Data items

══════════

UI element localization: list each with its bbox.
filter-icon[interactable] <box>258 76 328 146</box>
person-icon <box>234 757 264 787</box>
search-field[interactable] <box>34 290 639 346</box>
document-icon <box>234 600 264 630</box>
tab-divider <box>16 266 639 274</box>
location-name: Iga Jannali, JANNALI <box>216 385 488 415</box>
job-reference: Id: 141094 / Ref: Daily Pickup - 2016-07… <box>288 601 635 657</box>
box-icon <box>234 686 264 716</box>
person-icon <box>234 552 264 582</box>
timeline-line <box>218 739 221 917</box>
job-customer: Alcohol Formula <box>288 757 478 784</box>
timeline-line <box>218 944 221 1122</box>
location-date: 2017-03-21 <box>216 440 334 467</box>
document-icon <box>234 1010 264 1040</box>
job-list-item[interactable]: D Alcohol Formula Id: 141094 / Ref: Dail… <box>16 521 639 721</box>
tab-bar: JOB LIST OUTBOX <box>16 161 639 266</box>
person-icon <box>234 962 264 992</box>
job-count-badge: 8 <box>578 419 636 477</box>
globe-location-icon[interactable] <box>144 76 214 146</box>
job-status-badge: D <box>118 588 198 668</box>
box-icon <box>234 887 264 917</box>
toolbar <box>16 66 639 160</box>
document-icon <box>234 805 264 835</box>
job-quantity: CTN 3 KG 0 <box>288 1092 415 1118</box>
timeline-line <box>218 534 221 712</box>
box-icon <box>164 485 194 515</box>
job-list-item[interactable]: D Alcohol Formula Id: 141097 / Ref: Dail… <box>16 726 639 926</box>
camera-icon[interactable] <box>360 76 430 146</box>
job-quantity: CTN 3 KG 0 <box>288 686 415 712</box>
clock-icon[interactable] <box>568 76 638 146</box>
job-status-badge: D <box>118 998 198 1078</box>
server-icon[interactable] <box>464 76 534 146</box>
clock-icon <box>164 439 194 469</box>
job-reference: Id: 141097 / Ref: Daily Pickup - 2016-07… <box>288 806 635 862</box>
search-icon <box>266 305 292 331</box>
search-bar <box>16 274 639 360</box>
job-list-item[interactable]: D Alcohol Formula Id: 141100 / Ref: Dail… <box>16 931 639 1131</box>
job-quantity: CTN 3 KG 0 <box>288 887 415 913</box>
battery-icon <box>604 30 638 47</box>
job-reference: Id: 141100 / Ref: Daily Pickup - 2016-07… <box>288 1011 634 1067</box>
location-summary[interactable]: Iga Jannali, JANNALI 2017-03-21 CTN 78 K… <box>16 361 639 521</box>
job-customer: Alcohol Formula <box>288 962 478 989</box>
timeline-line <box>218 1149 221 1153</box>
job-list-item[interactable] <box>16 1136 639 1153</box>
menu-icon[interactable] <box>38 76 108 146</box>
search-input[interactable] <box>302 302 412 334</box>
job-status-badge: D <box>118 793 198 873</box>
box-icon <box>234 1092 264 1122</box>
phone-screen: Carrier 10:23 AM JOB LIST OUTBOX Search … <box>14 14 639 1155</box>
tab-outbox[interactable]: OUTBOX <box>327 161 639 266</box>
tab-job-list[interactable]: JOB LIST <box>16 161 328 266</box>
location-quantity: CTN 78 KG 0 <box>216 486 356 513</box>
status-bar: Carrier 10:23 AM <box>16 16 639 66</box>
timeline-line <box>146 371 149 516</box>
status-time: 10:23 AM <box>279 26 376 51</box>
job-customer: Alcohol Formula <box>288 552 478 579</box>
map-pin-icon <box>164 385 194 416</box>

══════════

● Exercise goal: Write out all the records again, substituting "timeline-connector" for every "timeline-line" and keeping everything else the same.

● The completed task:
UI element localization: list each with its bbox.
filter-icon[interactable] <box>258 76 328 146</box>
person-icon <box>234 757 264 787</box>
search-field[interactable] <box>34 290 639 346</box>
document-icon <box>234 600 264 630</box>
tab-divider <box>16 266 639 274</box>
location-name: Iga Jannali, JANNALI <box>216 385 488 415</box>
job-reference: Id: 141094 / Ref: Daily Pickup - 2016-07… <box>288 601 635 657</box>
box-icon <box>234 686 264 716</box>
person-icon <box>234 552 264 582</box>
timeline-connector <box>218 739 221 917</box>
job-customer: Alcohol Formula <box>288 757 478 784</box>
timeline-connector <box>218 944 221 1122</box>
location-date: 2017-03-21 <box>216 440 334 467</box>
document-icon <box>234 1010 264 1040</box>
job-list-item[interactable]: D Alcohol Formula Id: 141094 / Ref: Dail… <box>16 521 639 721</box>
tab-bar: JOB LIST OUTBOX <box>16 161 639 266</box>
person-icon <box>234 962 264 992</box>
job-count-badge: 8 <box>578 419 636 477</box>
globe-location-icon[interactable] <box>144 76 214 146</box>
job-status-badge: D <box>118 588 198 668</box>
box-icon <box>234 887 264 917</box>
toolbar <box>16 66 639 160</box>
document-icon <box>234 805 264 835</box>
job-quantity: CTN 3 KG 0 <box>288 1092 415 1118</box>
timeline-connector <box>218 534 221 712</box>
box-icon <box>164 485 194 515</box>
job-list-item[interactable]: D Alcohol Formula Id: 141097 / Ref: Dail… <box>16 726 639 926</box>
camera-icon[interactable] <box>360 76 430 146</box>
job-quantity: CTN 3 KG 0 <box>288 686 415 712</box>
clock-icon[interactable] <box>568 76 638 146</box>
job-status-badge: D <box>118 998 198 1078</box>
server-icon[interactable] <box>464 76 534 146</box>
clock-icon <box>164 439 194 469</box>
job-reference: Id: 141097 / Ref: Daily Pickup - 2016-07… <box>288 806 635 862</box>
search-icon <box>266 305 292 331</box>
search-bar <box>16 274 639 360</box>
job-list-item[interactable]: D Alcohol Formula Id: 141100 / Ref: Dail… <box>16 931 639 1131</box>
job-quantity: CTN 3 KG 0 <box>288 887 415 913</box>
battery-icon <box>604 30 638 47</box>
job-reference: Id: 141100 / Ref: Daily Pickup - 2016-07… <box>288 1011 634 1067</box>
location-summary[interactable]: Iga Jannali, JANNALI 2017-03-21 CTN 78 K… <box>16 361 639 521</box>
job-customer: Alcohol Formula <box>288 962 478 989</box>
timeline-connector <box>218 1149 221 1153</box>
job-list-item[interactable] <box>16 1136 639 1153</box>
menu-icon[interactable] <box>38 76 108 146</box>
search-input[interactable] <box>302 302 412 334</box>
job-status-badge: D <box>118 793 198 873</box>
box-icon <box>234 1092 264 1122</box>
phone-screen: Carrier 10:23 AM JOB LIST OUTBOX Search … <box>14 14 639 1155</box>
tab-outbox[interactable]: OUTBOX <box>327 161 639 266</box>
tab-job-list[interactable]: JOB LIST <box>16 161 328 266</box>
location-quantity: CTN 78 KG 0 <box>216 486 356 513</box>
status-bar: Carrier 10:23 AM <box>16 16 639 66</box>
timeline-connector <box>146 371 149 516</box>
status-time: 10:23 AM <box>279 26 376 51</box>
job-customer: Alcohol Formula <box>288 552 478 579</box>
map-pin-icon <box>164 385 194 416</box>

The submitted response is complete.